_Brief:_ Each record below should appear again exactly as written.

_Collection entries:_

○ ○ ○ ○ ○

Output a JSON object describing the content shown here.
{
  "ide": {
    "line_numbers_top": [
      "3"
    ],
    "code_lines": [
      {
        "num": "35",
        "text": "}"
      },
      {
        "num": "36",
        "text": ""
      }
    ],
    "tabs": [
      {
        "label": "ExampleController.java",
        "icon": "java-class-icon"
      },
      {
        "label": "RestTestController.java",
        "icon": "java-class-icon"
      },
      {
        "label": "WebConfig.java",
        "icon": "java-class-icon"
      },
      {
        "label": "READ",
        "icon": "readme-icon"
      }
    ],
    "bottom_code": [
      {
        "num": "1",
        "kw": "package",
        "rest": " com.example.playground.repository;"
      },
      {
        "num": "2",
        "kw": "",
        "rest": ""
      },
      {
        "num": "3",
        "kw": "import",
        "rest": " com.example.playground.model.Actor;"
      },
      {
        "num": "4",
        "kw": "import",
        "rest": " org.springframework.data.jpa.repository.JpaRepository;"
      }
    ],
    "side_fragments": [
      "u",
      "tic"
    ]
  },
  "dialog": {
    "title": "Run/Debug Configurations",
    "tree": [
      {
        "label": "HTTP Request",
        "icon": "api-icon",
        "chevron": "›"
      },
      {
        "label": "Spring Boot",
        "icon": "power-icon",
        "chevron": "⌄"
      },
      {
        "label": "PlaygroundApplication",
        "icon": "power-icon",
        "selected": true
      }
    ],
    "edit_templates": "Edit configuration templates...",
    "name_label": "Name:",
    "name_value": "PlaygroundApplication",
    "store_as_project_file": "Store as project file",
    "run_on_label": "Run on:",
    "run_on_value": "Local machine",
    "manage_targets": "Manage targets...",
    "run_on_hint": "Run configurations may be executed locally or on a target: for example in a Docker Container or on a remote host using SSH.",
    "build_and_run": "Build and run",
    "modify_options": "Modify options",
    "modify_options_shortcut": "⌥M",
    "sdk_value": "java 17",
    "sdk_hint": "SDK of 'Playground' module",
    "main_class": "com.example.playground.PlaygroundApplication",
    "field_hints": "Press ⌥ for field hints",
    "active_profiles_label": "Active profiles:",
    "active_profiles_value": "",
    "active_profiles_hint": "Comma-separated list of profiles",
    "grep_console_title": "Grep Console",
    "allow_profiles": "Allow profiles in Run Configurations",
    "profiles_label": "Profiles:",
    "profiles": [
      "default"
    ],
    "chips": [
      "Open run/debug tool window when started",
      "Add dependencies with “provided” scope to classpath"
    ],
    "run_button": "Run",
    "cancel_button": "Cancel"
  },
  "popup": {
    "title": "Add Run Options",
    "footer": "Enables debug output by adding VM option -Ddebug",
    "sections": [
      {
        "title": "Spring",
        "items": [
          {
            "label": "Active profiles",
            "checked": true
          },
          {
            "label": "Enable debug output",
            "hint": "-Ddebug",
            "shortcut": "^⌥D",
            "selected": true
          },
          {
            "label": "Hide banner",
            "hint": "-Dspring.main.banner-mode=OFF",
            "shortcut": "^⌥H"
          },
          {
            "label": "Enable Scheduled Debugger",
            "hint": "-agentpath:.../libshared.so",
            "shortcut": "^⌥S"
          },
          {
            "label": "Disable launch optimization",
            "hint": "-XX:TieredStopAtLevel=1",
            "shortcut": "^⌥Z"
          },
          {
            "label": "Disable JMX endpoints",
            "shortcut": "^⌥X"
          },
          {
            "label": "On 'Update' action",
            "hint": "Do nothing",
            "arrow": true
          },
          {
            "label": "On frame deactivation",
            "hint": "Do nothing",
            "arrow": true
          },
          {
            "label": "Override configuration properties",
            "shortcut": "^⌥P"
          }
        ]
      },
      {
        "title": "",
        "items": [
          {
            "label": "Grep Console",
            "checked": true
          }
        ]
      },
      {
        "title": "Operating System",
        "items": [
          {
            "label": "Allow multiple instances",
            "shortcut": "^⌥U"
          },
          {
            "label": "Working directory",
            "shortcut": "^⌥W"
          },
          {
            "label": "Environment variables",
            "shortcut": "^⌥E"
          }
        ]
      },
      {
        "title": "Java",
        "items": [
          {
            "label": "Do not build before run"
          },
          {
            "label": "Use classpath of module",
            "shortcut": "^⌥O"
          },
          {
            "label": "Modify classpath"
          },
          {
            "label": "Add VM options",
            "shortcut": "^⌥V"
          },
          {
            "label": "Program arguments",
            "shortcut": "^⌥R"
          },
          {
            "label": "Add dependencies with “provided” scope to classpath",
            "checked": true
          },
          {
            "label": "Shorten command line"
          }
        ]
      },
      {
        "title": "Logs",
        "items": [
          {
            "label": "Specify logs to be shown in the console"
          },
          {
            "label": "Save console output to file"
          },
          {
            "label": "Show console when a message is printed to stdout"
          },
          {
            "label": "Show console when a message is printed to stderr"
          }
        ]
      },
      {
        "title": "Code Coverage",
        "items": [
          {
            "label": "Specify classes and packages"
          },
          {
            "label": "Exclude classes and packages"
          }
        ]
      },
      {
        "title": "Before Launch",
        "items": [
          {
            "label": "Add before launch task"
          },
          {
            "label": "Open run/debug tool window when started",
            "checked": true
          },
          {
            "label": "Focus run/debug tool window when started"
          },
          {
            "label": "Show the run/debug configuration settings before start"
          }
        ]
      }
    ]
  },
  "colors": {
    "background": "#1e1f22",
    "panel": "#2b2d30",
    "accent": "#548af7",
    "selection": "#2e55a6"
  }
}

○ ○ ○ ○ ○

_Response to the exercise:_
Output a JSON object describing the content shown here.
{
  "ide": {
    "line_numbers_top": [
      "3"
    ],
    "code_lines": [
      {
        "num": "35",
        "text": "}"
      },
      {
        "num": "36",
        "text": ""
      }
    ],
    "tabs": [
      {
        "label": "ExampleController.java",
        "icon": "java-class-icon"
      },
      {
        "label": "RestTestController.java",
        "icon": "java-class-icon"
      },
      {
        "label": "WebConfig.java",
        "icon": "java-class-icon"
      },
      {
        "label": "READ",
        "icon": "readme-icon"
      }
    ],
    "bottom_code": [
      {
        "num": "1",
        "kw": "package",
        "rest": " com.example.playground.repository;"
      },
      {
        "num": "2",
        "kw": "",
        "rest": ""
      },
      {
        "num": "3",
        "kw": "import",
        "rest": " com.example.playground.model.Actor;"
      },
      {
        "num": "4",
        "kw": "import",
        "rest": " org.springframework.data.jpa.repository.JpaRepository;"
      }
    ],
    "side_fragments": [
      "u",
      "tic"
    ]
  },
  "dialog": {
    "title": "Run/Debug Configurations",
    "tree": [
      {
        "label": "HTTP Request",
        "icon": "api-icon",
        "chevron": "›"
      },
      {
        "label": "Spring Boot",
        "icon": "power-icon",
        "chevron": "⌄"
      },
      {
        "label": "PlaygroundApplication",
        "icon": "power-icon",
        "selected": true
      }
    ],
    "edit_templates": "Edit configuration templates...",
    "name_label": "Name:",
    "name_value": "PlaygroundApplication",
    "store_as_project_file": "Store as project file",
    "run_on_label": "Run on:",
    "run_on_value": "Local machine",
    "manage_targets": "Manage targets...",
    "run_on_hint": "Run configurations may be executed locally or on a target: for example in a Docker Container or on a remote host using SSH.",
    "build_and_run": "Build and run",
    "modify_options": "Modify options",
    "modify_options_shortcut": "⌥M",
    "sdk_value": "java 17",
    "sdk_hint": "SDK of 'Playground' module",
    "main_class": "com.example.playground.PlaygroundApplication",
    "field_hints": "Press ⌥ for field hints",
    "active_profiles_label": "Active profiles:",
    "active_profiles_value": "",
    "active_profiles_hint": "Comma-separated list of profiles",
    "grep_console_title": "Grep Console",
    "allow_profiles": "Allow profiles in Run Configurations",
    "profiles_label": "Profiles:",
    "profiles": [
      "default"
    ],
    "chips": [
      "Open run/debug tool window when started",
      "Add dependencies with “provided” scope to classpath"
    ],
    "run_button": "Run",
    "cancel_button": "Cancel"
  },
  "popup": {
    "title": "Add Run Options",
    "footer": "Enables debug output by adding VM option -Ddebug",
    "sections": [
      {
        "title": "Spring",
        "items": [
          {
            "label": "Active profiles",
            "checked": true
          },
          {
            "label": "Enable debug output",
            "hint": "-Ddebug",
            "shortcut": "^⌥D",
            "selected": true
          },
          {
            "label": "Hide banner",
            "hint": "-Dspring.main.banner-mode=OFF",
            "shortcut": "^⌥H"
          },
          {
            "label": "Enable Scheduled Debugger",
            "hint": "-agentpath:.../libshared.so",
            "shortcut": "^⌥S"
          },
          {
            "label": "Disable launch optimization",
            "hint": "-XX:TieredStopAtLevel=1",
            "shortcut": "^⌥Z"
          },
          {
            "label": "Disable JMX endpoints",
            "shortcut": "^⌥X"
          },
          {
            "label": "On 'Update' action",
            "hint": "Do nothing",
            "arrow": true
          },
          {
            "label": "On frame deactivation",
            "hint": "Do nothing",
            "arrow": true
          },
          {
            "label": "Override configuration properties",
            "shortcut": "^⌥P"
          }
        ]
      },
      {
        "title": "",
        "items": [
          {
            "label": "Grep Console",
            "checked": true
          }
        ]
      },
      {
        "title": "Operating System",
        "items": [
          {
            "label": "Allow multiple instances",
            "shortcut": "^⌥U"
          },
          {
            "label": "Working directory",
            "shortcut": "^⌥W"
          },
          {
            "label": "Environment variables",
            "shortcut": "^⌥E"
          }
        ]
      },
      {
        "title": "Java",
        "items": [
          {
            "label": "Do not build before run"
          },
          {
            "label": "Use classpath of module",
            "shortcut": "^⌥O"
          },
          {
            "label": "Modify classpath"
          },
          {
            "label": "Add VM options",
            "shortcut": "^⌥V"
          },
          {
            "label": "Program arguments",
            "shortcut": "^⌥R"
          },
          {
            "label": "Add dependencies with “provided” scope to classpath",
            "checked": true
          },
          {
            "label": "Shorten command line"
          }
        ]
      },
      {
        "title": "Logs",
        "items": [
          {
            "label": "Specify logs to be shown in the console"
          },
          {
            "label": "Save console output to file"
          },
          {
            "label": "Show console when a message is printed to stdout"
          },
          {
            "label": "Show console when a message is printed to stderr"
          }
        ]
      },
      {
        "title": "Code Coverage",
        "items": [
          {
            "label": "Specify classes and packages"
          },
          {
            "label": "Exclude classes and packages"
          }
        ]
      },
      {
        "title": "Before Launch",
        "items": [
          {
            "label": "Add before launch task"
          },
          {
            "label": "Open run/debug tool window when started",
            "checked": true
          },
          {
            "label": "Focus run/debug tool window when started"
          },
          {
            "label": "Show the run/debug configuration settings before start"
          }
        ]
      }
    ]
  },
  "colors": {
    "background": "#1e1f22",
    "panel": "#2b2d30",
    "accent": "#548af7",
    "selection": "#2e55a6"
  }
}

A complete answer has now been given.